> [GIVEN INSTRUCTION]:
Take every line from the listing below that contains "FORECAST".

> [EXERCISE INPUTS]:
——————

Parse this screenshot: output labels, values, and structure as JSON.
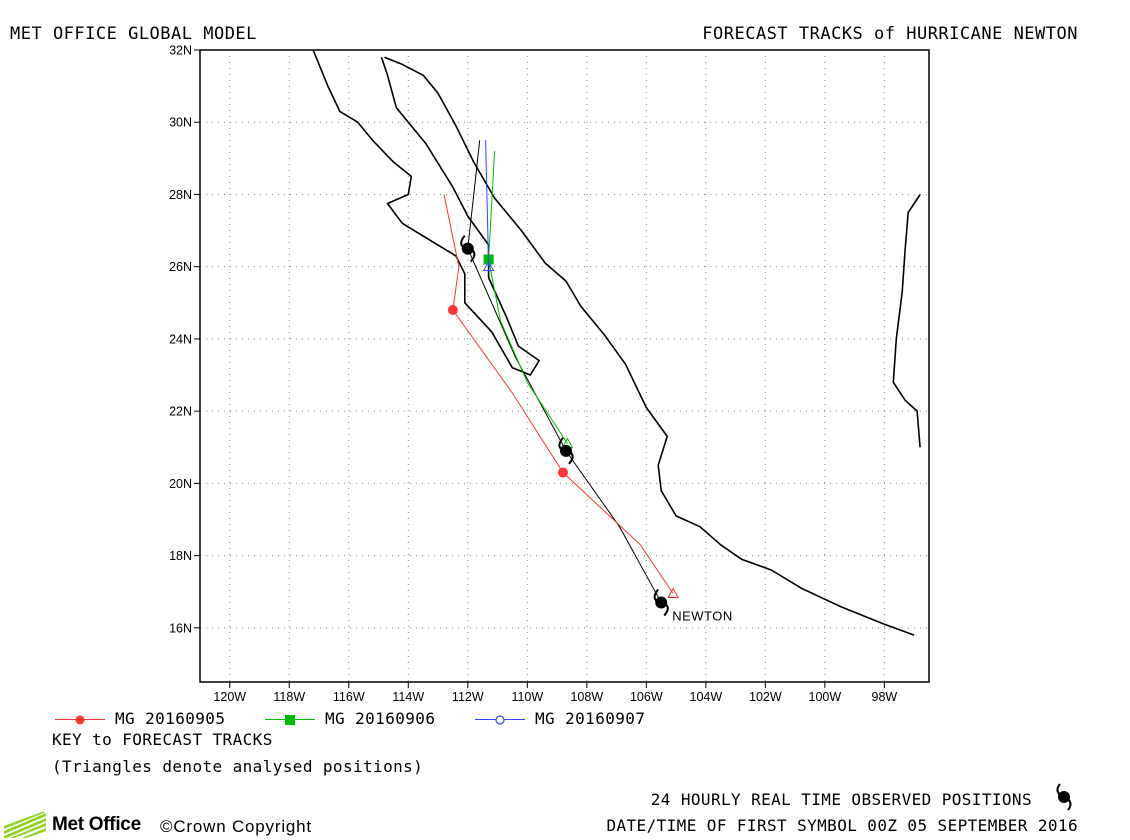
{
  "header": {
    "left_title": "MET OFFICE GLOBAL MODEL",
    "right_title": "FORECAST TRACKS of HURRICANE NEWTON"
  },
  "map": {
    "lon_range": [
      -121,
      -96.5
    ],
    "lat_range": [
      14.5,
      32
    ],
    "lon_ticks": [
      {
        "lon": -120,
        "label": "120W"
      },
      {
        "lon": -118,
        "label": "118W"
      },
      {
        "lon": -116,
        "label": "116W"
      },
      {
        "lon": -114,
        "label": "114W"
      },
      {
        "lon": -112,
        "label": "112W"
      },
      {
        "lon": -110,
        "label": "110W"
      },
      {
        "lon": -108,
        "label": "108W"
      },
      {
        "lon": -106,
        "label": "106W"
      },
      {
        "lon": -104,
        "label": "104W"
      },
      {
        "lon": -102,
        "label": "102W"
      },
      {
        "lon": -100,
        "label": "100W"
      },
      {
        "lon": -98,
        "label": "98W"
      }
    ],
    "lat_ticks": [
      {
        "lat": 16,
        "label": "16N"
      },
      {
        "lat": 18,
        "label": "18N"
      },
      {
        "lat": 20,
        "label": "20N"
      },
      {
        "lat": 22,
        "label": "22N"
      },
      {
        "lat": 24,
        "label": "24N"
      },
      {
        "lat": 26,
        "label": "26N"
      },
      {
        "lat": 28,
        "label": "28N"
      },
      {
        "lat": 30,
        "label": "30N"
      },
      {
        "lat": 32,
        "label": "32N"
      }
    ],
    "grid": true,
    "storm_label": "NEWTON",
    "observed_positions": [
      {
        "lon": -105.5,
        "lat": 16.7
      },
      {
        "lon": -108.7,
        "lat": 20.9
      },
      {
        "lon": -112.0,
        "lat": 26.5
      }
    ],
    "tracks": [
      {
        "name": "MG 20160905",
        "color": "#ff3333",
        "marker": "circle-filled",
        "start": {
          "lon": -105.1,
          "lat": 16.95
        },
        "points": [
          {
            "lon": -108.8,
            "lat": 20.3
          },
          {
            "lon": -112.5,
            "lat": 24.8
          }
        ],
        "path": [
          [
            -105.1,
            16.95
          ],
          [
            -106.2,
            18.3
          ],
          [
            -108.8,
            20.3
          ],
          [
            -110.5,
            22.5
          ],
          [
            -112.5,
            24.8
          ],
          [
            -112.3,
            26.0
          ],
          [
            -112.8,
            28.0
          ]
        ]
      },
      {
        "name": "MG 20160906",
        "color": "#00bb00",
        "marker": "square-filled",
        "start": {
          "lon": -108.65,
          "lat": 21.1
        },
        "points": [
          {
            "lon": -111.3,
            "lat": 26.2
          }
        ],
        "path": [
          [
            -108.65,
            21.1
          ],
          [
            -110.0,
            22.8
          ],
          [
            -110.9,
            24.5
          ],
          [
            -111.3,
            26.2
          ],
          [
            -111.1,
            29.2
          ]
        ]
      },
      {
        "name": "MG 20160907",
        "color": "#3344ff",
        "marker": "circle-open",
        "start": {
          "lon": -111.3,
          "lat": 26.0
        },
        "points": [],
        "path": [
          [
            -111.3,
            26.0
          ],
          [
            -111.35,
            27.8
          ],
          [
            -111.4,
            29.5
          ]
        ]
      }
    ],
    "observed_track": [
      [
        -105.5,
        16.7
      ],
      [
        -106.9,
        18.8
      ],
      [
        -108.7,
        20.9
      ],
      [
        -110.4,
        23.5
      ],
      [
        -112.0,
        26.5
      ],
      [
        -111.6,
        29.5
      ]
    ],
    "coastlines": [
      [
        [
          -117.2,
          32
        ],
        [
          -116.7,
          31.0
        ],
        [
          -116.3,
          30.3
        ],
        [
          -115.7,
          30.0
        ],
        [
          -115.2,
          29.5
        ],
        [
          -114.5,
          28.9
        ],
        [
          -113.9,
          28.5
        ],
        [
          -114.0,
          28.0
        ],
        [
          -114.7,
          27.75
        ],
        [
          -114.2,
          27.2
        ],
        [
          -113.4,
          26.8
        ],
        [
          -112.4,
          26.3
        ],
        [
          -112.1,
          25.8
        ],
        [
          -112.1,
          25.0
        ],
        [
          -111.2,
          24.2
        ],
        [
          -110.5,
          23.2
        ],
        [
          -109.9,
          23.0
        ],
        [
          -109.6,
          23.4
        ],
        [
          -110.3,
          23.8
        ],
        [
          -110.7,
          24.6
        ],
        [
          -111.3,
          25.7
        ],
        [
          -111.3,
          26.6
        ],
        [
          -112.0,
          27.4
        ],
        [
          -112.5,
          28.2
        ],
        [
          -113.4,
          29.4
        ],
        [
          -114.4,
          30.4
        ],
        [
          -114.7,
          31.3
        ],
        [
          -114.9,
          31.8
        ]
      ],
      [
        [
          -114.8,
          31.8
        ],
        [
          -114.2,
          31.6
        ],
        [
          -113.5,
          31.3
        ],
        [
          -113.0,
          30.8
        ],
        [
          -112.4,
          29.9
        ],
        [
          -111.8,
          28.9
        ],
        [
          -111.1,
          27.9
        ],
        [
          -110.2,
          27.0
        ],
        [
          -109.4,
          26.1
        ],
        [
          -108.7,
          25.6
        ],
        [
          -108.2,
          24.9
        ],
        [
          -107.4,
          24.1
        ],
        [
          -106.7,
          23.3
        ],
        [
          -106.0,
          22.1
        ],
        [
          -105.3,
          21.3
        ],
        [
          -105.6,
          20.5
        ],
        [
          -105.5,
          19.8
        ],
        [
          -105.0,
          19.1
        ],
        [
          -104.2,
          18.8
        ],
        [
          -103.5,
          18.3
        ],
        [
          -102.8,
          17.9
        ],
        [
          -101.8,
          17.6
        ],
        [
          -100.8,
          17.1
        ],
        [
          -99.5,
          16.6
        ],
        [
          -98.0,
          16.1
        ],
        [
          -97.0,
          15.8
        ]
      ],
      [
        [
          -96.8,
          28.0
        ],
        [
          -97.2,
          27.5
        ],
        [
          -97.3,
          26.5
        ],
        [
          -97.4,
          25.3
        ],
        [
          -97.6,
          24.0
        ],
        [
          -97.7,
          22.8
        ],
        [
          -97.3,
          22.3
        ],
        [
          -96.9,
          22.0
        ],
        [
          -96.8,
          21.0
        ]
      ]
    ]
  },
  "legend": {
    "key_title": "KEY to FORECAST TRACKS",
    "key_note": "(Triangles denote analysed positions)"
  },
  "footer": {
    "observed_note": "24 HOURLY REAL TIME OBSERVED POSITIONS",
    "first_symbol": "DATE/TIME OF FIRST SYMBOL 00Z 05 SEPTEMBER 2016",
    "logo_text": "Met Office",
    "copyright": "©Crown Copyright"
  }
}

——————

> [SOLUTION FOR THIS EXERCISE]:
    "right_title": "FORECAST TRACKS of HURRICANE NEWTON"
    "key_title": "KEY to FORECAST TRACKS",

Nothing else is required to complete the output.